● Texte de la page:
######

Plus tard, en 1835, les historiens ont supposé que le sceptre avait été amené à Moscou par la princesse byzantine Sophie Paléologue avant son mariage avec le grand prince russe Ivan III, qui a eu lieu en 1472.
En tenant compte de la date – 1638 – et les particularités artistiques du sceptre, les experts contemporains sont plutôt d’avis que l’artefact a véritablement été confectionné au XVIIe siècle. Il aurait pu être fabriqué par des maîtres de Constantinople à l’image des reliques grecques, puis offert au tsar Alexis Ier.
Des légendes sur de nombreux artefacts sont apparues même à l’époque soviétique.
Cette cotte de mailles du XVIe siècle possède une cible en bronze avec le nom de son propriétaire – le prince Piotr Chouïski. L’on sait qu’il est mort lors de la guerre de Livonie en 1564. Son attribution n’a donc pas été le sujet de questionnements avant 1925.
À l’époque, l’historien Sergueï Bakhrouchine a cependant cru que c’est cette même cotte de mailles qui était arrivée au palais des Armures depuis Tobolsk, en Sibérie. Elle aurait été trouvée lors de fouilles à l’emplacement de l’ancienne capitale du khanat de Sibérie.

######

● Données enregistrées:
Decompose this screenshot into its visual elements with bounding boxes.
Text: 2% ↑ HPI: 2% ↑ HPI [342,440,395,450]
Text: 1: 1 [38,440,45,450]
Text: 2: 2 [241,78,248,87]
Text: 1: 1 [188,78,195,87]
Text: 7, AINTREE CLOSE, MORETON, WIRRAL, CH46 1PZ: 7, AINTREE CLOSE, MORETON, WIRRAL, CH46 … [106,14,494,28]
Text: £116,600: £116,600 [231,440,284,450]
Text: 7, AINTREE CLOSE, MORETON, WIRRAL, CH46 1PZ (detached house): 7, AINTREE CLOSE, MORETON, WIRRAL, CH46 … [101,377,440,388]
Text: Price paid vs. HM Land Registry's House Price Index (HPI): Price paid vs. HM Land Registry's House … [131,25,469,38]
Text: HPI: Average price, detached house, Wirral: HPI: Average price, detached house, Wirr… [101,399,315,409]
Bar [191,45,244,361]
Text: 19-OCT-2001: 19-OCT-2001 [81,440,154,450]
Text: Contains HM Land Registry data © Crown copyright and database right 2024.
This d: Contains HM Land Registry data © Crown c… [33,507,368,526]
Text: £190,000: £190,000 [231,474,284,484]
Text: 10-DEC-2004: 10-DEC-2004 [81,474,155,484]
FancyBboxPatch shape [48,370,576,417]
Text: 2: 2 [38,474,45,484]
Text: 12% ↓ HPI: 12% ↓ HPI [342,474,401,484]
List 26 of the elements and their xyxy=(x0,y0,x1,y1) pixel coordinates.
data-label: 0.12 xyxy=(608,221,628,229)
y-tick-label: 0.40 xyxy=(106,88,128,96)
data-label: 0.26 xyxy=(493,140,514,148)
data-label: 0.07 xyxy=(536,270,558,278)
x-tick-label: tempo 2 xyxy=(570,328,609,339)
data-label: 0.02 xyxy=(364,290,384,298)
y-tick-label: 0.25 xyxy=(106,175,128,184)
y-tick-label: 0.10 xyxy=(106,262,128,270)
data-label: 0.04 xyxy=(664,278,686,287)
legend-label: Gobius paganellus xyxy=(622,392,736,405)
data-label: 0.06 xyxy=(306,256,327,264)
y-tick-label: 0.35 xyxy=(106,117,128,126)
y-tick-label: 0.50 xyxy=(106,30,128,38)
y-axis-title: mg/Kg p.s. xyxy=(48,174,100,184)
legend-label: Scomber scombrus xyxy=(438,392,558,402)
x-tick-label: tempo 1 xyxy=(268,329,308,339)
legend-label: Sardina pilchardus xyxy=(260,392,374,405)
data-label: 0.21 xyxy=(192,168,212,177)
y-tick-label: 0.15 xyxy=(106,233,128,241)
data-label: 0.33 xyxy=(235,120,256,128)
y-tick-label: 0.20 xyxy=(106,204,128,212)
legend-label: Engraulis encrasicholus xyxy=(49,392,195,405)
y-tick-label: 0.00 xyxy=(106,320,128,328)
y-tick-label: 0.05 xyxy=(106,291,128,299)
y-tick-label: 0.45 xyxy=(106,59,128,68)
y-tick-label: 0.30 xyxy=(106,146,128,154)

######

● Défis:
[1] Reproduisez mot pour mot le passage du texte sur le sceptre et la cotte de mailles qui s'ouvre sur les mots contenant « À l’époque, l’historien » et se ferme sur « khanat de Sibérie. ».
[2] Répondez à ces questions d'après le texte sur le sceptre et la cotte de mailles :
(a) En quelle année a eu lieu le mariage d'Ivan III et de Sophie Paléologue ?
(b) Quel nom figure sur la cible en bronze de la cotte de mailles ?
(c) Selon Sergueï Bakhrouchine, de quelle ville la cotte de mailles était-elle arrivée au palais des Armures ?
[3] Poursuivez le texte sur le sceptre et la cotte de mailles à partir de sa dernière phrase.

● Résultats par tâche:
[1]
À l’époque, l’historien Sergueï Bakhrouchine a cependant cru que c’est cette même cotte de mailles qui était arrivée au palais des Armures depuis Tobolsk, en Sibérie. Elle aurait été trouvée lors de fouilles à l’emplacement de l’ancienne capitale du khanat de Sibérie.

[2]
(a) En 1472.
(b) Celui du prince Piotr Chouïski.
(c) De Tobolsk, en Sibérie.

[3]
Bakhrouchine a supposé qu’après la mort de Chouïski, sa cotte de mailles avait été donnée à la trésorerie du tsar, puis qu’Ivan le Terrible l’aurait donné au conquérant de la Sibérie Ermak. Et que c’est soi-disant sous son poids, selon la légende, qu’Ermak se serait noyé lors de sa fuite, et que le khan de la Sibérie l’aurait ensuite récupérée en trophée.
Plus tard, les historiens démentiront cette belle légende – aucune source ne prouve qu’Ivan le Terrible a offert cette objet à Ermak. De plus, Piotr Chouïski était militaire à Kazan et il a donc pu se rendre en Sibérie pour les affaires en la portant.
Jusqu’au 14 janvier 2024, au Musée du Kremlin de Moscou se tient l’exposition Légendes du Kremlin : le romantisme russe et le palais des Armures.